** START OF Record excerpts **

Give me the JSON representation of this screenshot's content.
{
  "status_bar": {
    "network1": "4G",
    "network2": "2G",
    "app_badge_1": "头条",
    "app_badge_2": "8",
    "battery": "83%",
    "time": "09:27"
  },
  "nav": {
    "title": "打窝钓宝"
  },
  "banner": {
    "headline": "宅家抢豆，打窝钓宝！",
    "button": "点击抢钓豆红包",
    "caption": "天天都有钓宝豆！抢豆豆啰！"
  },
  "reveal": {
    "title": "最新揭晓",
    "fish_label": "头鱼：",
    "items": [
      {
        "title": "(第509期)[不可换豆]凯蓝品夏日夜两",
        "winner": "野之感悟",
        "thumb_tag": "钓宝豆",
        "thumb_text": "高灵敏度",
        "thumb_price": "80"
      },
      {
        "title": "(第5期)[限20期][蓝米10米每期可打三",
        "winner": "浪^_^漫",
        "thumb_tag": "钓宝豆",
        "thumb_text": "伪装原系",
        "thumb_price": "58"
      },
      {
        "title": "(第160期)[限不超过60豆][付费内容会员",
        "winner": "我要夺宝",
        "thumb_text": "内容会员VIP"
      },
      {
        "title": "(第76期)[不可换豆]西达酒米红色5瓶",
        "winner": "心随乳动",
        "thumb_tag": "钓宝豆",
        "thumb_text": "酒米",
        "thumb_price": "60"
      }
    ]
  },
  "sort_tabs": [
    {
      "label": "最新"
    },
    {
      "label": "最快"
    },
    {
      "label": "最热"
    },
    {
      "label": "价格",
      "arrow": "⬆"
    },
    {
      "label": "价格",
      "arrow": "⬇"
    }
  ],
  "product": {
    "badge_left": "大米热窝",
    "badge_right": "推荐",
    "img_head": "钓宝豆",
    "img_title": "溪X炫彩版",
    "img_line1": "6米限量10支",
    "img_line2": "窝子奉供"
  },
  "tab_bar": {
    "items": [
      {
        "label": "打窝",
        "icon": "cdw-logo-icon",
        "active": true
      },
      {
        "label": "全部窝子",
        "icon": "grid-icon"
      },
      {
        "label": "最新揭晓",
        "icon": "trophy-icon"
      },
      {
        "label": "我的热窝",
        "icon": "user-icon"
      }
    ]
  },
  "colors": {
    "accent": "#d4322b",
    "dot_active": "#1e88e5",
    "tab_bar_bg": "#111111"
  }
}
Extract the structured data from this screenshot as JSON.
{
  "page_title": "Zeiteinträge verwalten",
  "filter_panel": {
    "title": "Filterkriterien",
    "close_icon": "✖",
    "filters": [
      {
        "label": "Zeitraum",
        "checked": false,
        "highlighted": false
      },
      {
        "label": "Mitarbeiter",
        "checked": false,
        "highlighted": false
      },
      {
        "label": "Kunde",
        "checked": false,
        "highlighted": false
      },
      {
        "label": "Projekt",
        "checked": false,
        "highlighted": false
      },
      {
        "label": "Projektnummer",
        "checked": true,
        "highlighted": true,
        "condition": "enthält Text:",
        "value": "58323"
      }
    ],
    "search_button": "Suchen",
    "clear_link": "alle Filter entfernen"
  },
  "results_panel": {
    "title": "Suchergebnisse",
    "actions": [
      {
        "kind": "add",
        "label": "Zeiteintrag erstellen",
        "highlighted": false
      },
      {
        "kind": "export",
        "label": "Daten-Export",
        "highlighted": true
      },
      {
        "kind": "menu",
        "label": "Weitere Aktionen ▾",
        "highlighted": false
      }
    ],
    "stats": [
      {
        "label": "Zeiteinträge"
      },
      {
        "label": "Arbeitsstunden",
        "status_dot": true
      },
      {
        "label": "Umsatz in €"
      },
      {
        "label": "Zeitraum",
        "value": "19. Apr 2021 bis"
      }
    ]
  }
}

** END OF Record excerpts **

What you are asked to do ▸
Within the listing above, copy each line that has the string "winner".

Complete answer ▸
        "winner": "野之感悟",
        "winner": "浪^_^漫",
        "winner": "我要夺宝",
        "winner": "心随乳动",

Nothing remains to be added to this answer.